▶ [TASK DIRECTIONS] Quote the entries in full, character for character, without their images.
○ ○ ○ ○ ○
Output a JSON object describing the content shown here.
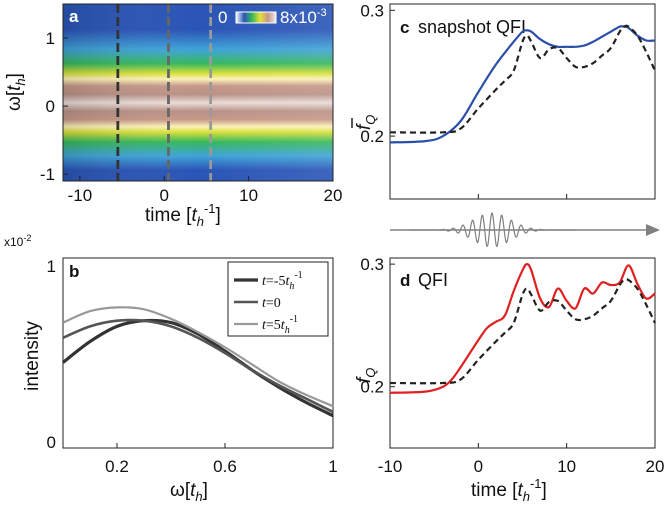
{
  "panels": {
    "a": {
      "label": "a",
      "ylabel": "ω[t_h]",
      "xlabel": "time [t_h^-1]",
      "colorbar_min": "0",
      "colorbar_max": "8x10",
      "colorbar_exp": "-3"
    },
    "b": {
      "label": "b",
      "ylabel": "intensity",
      "xlabel": "ω[t_h]",
      "yscale": "x10",
      "yscale_exp": "-2"
    },
    "c": {
      "label": "c",
      "title": "snapshot QFI",
      "ylabel": "f̄_Q"
    },
    "d": {
      "label": "d",
      "title": "QFI",
      "ylabel": "f_Q",
      "xlabel": "time [t_h^-1]"
    }
  },
  "colors": {
    "blue": "#2a4fa8",
    "red": "#e02020",
    "dashed": "#222222",
    "pulse": "#808080",
    "label_white": "#ffffff"
  },
  "chart_data": [
    {
      "id": "a",
      "type": "heatmap",
      "xlim": [
        -12,
        20
      ],
      "ylim": [
        -1.1,
        1.5
      ],
      "xticks": [
        "-10",
        "0",
        "10",
        "20"
      ],
      "yticks": [
        "1",
        "0",
        "-1"
      ],
      "colorbar_range": [
        0,
        0.008
      ],
      "band_center_omega": 0.12,
      "vertical_markers": [
        {
          "t": -5.5,
          "color": "#333333"
        },
        {
          "t": 0.5,
          "color": "#666666"
        },
        {
          "t": 5.5,
          "color": "#999999"
        }
      ]
    },
    {
      "id": "b",
      "type": "line",
      "xlim": [
        0,
        1
      ],
      "ylim": [
        0,
        1
      ],
      "xticks": [
        "0.2",
        "0.6",
        "1"
      ],
      "yticks": [
        "1",
        "0"
      ],
      "legend_position": "top-right",
      "series": [
        {
          "name": "t=-5t_h^-1",
          "name_parts": [
            "t",
            "=-5",
            "t",
            "h",
            "-1"
          ],
          "color": "#333333",
          "width": 3.2,
          "x": [
            0,
            0.1,
            0.2,
            0.3,
            0.4,
            0.5,
            0.6,
            0.7,
            0.8,
            0.9,
            1.0
          ],
          "y": [
            0.45,
            0.56,
            0.64,
            0.67,
            0.66,
            0.6,
            0.51,
            0.41,
            0.32,
            0.24,
            0.17
          ]
        },
        {
          "name": "t=0",
          "name_parts": [
            "t",
            "=0"
          ],
          "color": "#555555",
          "width": 2.6,
          "x": [
            0,
            0.1,
            0.2,
            0.3,
            0.4,
            0.5,
            0.6,
            0.7,
            0.8,
            0.9,
            1.0
          ],
          "y": [
            0.58,
            0.64,
            0.67,
            0.67,
            0.64,
            0.58,
            0.5,
            0.41,
            0.33,
            0.26,
            0.19
          ]
        },
        {
          "name": "t=5t_h^-1",
          "name_parts": [
            "t",
            "=5",
            "t",
            "h",
            "-1"
          ],
          "color": "#999999",
          "width": 2.2,
          "x": [
            0,
            0.1,
            0.2,
            0.3,
            0.4,
            0.5,
            0.6,
            0.7,
            0.8,
            0.9,
            1.0
          ],
          "y": [
            0.66,
            0.72,
            0.74,
            0.73,
            0.68,
            0.61,
            0.53,
            0.44,
            0.35,
            0.28,
            0.22
          ]
        }
      ]
    },
    {
      "id": "c",
      "type": "line",
      "xlim": [
        -10,
        20
      ],
      "ylim": [
        0.15,
        0.305
      ],
      "yticks": [
        "0.3",
        "0.2"
      ],
      "series": [
        {
          "color": "#2a4fa8",
          "dash": false,
          "x": [
            -10,
            -6,
            -4,
            -2,
            0,
            2,
            4,
            5,
            5.5,
            6,
            7,
            8,
            9,
            10,
            11,
            12,
            13,
            14,
            15,
            16,
            16.5,
            17,
            18,
            19,
            20
          ],
          "y": [
            0.195,
            0.196,
            0.2,
            0.212,
            0.235,
            0.257,
            0.275,
            0.283,
            0.284,
            0.283,
            0.277,
            0.273,
            0.271,
            0.271,
            0.271,
            0.272,
            0.275,
            0.279,
            0.283,
            0.287,
            0.287,
            0.286,
            0.28,
            0.276,
            0.276
          ]
        },
        {
          "color": "#222222",
          "dash": true,
          "x": [
            -10,
            -4,
            -2,
            0,
            2,
            3,
            4,
            5,
            5.5,
            6,
            7,
            8,
            9,
            10,
            11,
            12,
            13,
            14,
            15,
            16,
            16.5,
            17,
            18,
            19,
            20
          ],
          "y": [
            0.203,
            0.203,
            0.206,
            0.222,
            0.237,
            0.244,
            0.252,
            0.275,
            0.28,
            0.275,
            0.262,
            0.269,
            0.27,
            0.262,
            0.255,
            0.255,
            0.258,
            0.264,
            0.27,
            0.283,
            0.287,
            0.287,
            0.28,
            0.267,
            0.252
          ]
        }
      ]
    },
    {
      "id": "d",
      "type": "line",
      "xlim": [
        -10,
        20
      ],
      "ylim": [
        0.15,
        0.305
      ],
      "xticks": [
        "-10",
        "0",
        "10",
        "20"
      ],
      "yticks": [
        "0.3",
        "0.2"
      ],
      "series": [
        {
          "color": "#e02020",
          "dash": false,
          "x": [
            -10,
            -6,
            -4,
            -3,
            -2,
            0,
            1,
            2,
            3,
            4,
            5,
            5.5,
            6,
            7,
            8,
            9,
            10,
            11,
            12,
            13,
            14,
            15,
            16,
            17,
            18,
            19,
            20
          ],
          "y": [
            0.195,
            0.196,
            0.2,
            0.206,
            0.216,
            0.238,
            0.248,
            0.253,
            0.258,
            0.278,
            0.295,
            0.3,
            0.295,
            0.272,
            0.265,
            0.28,
            0.27,
            0.264,
            0.28,
            0.276,
            0.285,
            0.283,
            0.285,
            0.299,
            0.284,
            0.272,
            0.276
          ]
        },
        {
          "color": "#222222",
          "dash": true,
          "x": [
            -10,
            -4,
            -2,
            0,
            2,
            3,
            4,
            5,
            5.5,
            6,
            7,
            8,
            9,
            10,
            11,
            12,
            13,
            14,
            15,
            16,
            16.5,
            17,
            18,
            19,
            20
          ],
          "y": [
            0.203,
            0.203,
            0.206,
            0.222,
            0.237,
            0.244,
            0.252,
            0.275,
            0.28,
            0.275,
            0.262,
            0.269,
            0.27,
            0.262,
            0.255,
            0.255,
            0.258,
            0.264,
            0.27,
            0.283,
            0.287,
            0.287,
            0.28,
            0.267,
            0.252
          ]
        }
      ]
    }
  ]
}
○ ○ ○ ○ ○
▶ [IN RESPONSE]
Output a JSON object describing the content shown here.
{
  "panels": {
    "a": {
      "label": "a",
      "ylabel": "ω[t_h]",
      "xlabel": "time [t_h^-1]",
      "colorbar_min": "0",
      "colorbar_max": "8x10",
      "colorbar_exp": "-3"
    },
    "b": {
      "label": "b",
      "ylabel": "intensity",
      "xlabel": "ω[t_h]",
      "yscale": "x10",
      "yscale_exp": "-2"
    },
    "c": {
      "label": "c",
      "title": "snapshot QFI",
      "ylabel": "f̄_Q"
    },
    "d": {
      "label": "d",
      "title": "QFI",
      "ylabel": "f_Q",
      "xlabel": "time [t_h^-1]"
    }
  },
  "colors": {
    "blue": "#2a4fa8",
    "red": "#e02020",
    "dashed": "#222222",
    "pulse": "#808080",
    "label_white": "#ffffff"
  },
  "chart_data": [
    {
      "id": "a",
      "type": "heatmap",
      "xlim": [
        -12,
        20
      ],
      "ylim": [
        -1.1,
        1.5
      ],
      "xticks": [
        "-10",
        "0",
        "10",
        "20"
      ],
      "yticks": [
        "1",
        "0",
        "-1"
      ],
      "colorbar_range": [
        0,
        0.008
      ],
      "band_center_omega": 0.12,
      "vertical_markers": [
        {
          "t": -5.5,
          "color": "#333333"
        },
        {
          "t": 0.5,
          "color": "#666666"
        },
        {
          "t": 5.5,
          "color": "#999999"
        }
      ]
    },
    {
      "id": "b",
      "type": "line",
      "xlim": [
        0,
        1
      ],
      "ylim": [
        0,
        1
      ],
      "xticks": [
        "0.2",
        "0.6",
        "1"
      ],
      "yticks": [
        "1",
        "0"
      ],
      "legend_position": "top-right",
      "series": [
        {
          "name": "t=-5t_h^-1",
          "name_parts": [
            "t",
            "=-5",
            "t",
            "h",
            "-1"
          ],
          "color": "#333333",
          "width": 3.2,
          "x": [
            0,
            0.1,
            0.2,
            0.3,
            0.4,
            0.5,
            0.6,
            0.7,
            0.8,
            0.9,
            1.0
          ],
          "y": [
            0.45,
            0.56,
            0.64,
            0.67,
            0.66,
            0.6,
            0.51,
            0.41,
            0.32,
            0.24,
            0.17
          ]
        },
        {
          "name": "t=0",
          "name_parts": [
            "t",
            "=0"
          ],
          "color": "#555555",
          "width": 2.6,
          "x": [
            0,
            0.1,
            0.2,
            0.3,
            0.4,
            0.5,
            0.6,
            0.7,
            0.8,
            0.9,
            1.0
          ],
          "y": [
            0.58,
            0.64,
            0.67,
            0.67,
            0.64,
            0.58,
            0.5,
            0.41,
            0.33,
            0.26,
            0.19
          ]
        },
        {
          "name": "t=5t_h^-1",
          "name_parts": [
            "t",
            "=5",
            "t",
            "h",
            "-1"
          ],
          "color": "#999999",
          "width": 2.2,
          "x": [
            0,
            0.1,
            0.2,
            0.3,
            0.4,
            0.5,
            0.6,
            0.7,
            0.8,
            0.9,
            1.0
          ],
          "y": [
            0.66,
            0.72,
            0.74,
            0.73,
            0.68,
            0.61,
            0.53,
            0.44,
            0.35,
            0.28,
            0.22
          ]
        }
      ]
    },
    {
      "id": "c",
      "type": "line",
      "xlim": [
        -10,
        20
      ],
      "ylim": [
        0.15,
        0.305
      ],
      "yticks": [
        "0.3",
        "0.2"
      ],
      "series": [
        {
          "color": "#2a4fa8",
          "dash": false,
          "x": [
            -10,
            -6,
            -4,
            -2,
            0,
            2,
            4,
            5,
            5.5,
            6,
            7,
            8,
            9,
            10,
            11,
            12,
            13,
            14,
            15,
            16,
            16.5,
            17,
            18,
            19,
            20
          ],
          "y": [
            0.195,
            0.196,
            0.2,
            0.212,
            0.235,
            0.257,
            0.275,
            0.283,
            0.284,
            0.283,
            0.277,
            0.273,
            0.271,
            0.271,
            0.271,
            0.272,
            0.275,
            0.279,
            0.283,
            0.287,
            0.287,
            0.286,
            0.28,
            0.276,
            0.276
          ]
        },
        {
          "color": "#222222",
          "dash": true,
          "x": [
            -10,
            -4,
            -2,
            0,
            2,
            3,
            4,
            5,
            5.5,
            6,
            7,
            8,
            9,
            10,
            11,
            12,
            13,
            14,
            15,
            16,
            16.5,
            17,
            18,
            19,
            20
          ],
          "y": [
            0.203,
            0.203,
            0.206,
            0.222,
            0.237,
            0.244,
            0.252,
            0.275,
            0.28,
            0.275,
            0.262,
            0.269,
            0.27,
            0.262,
            0.255,
            0.255,
            0.258,
            0.264,
            0.27,
            0.283,
            0.287,
            0.287,
            0.28,
            0.267,
            0.252
          ]
        }
      ]
    },
    {
      "id": "d",
      "type": "line",
      "xlim": [
        -10,
        20
      ],
      "ylim": [
        0.15,
        0.305
      ],
      "xticks": [
        "-10",
        "0",
        "10",
        "20"
      ],
      "yticks": [
        "0.3",
        "0.2"
      ],
      "series": [
        {
          "color": "#e02020",
          "dash": false,
          "x": [
            -10,
            -6,
            -4,
            -3,
            -2,
            0,
            1,
            2,
            3,
            4,
            5,
            5.5,
            6,
            7,
            8,
            9,
            10,
            11,
            12,
            13,
            14,
            15,
            16,
            17,
            18,
            19,
            20
          ],
          "y": [
            0.195,
            0.196,
            0.2,
            0.206,
            0.216,
            0.238,
            0.248,
            0.253,
            0.258,
            0.278,
            0.295,
            0.3,
            0.295,
            0.272,
            0.265,
            0.28,
            0.27,
            0.264,
            0.28,
            0.276,
            0.285,
            0.283,
            0.285,
            0.299,
            0.284,
            0.272,
            0.276
          ]
        },
        {
          "color": "#222222",
          "dash": true,
          "x": [
            -10,
            -4,
            -2,
            0,
            2,
            3,
            4,
            5,
            5.5,
            6,
            7,
            8,
            9,
            10,
            11,
            12,
            13,
            14,
            15,
            16,
            16.5,
            17,
            18,
            19,
            20
          ],
          "y": [
            0.203,
            0.203,
            0.206,
            0.222,
            0.237,
            0.244,
            0.252,
            0.275,
            0.28,
            0.275,
            0.262,
            0.269,
            0.27,
            0.262,
            0.255,
            0.255,
            0.258,
            0.264,
            0.27,
            0.283,
            0.287,
            0.287,
            0.28,
            0.267,
            0.252
          ]
        }
      ]
    }
  ]
}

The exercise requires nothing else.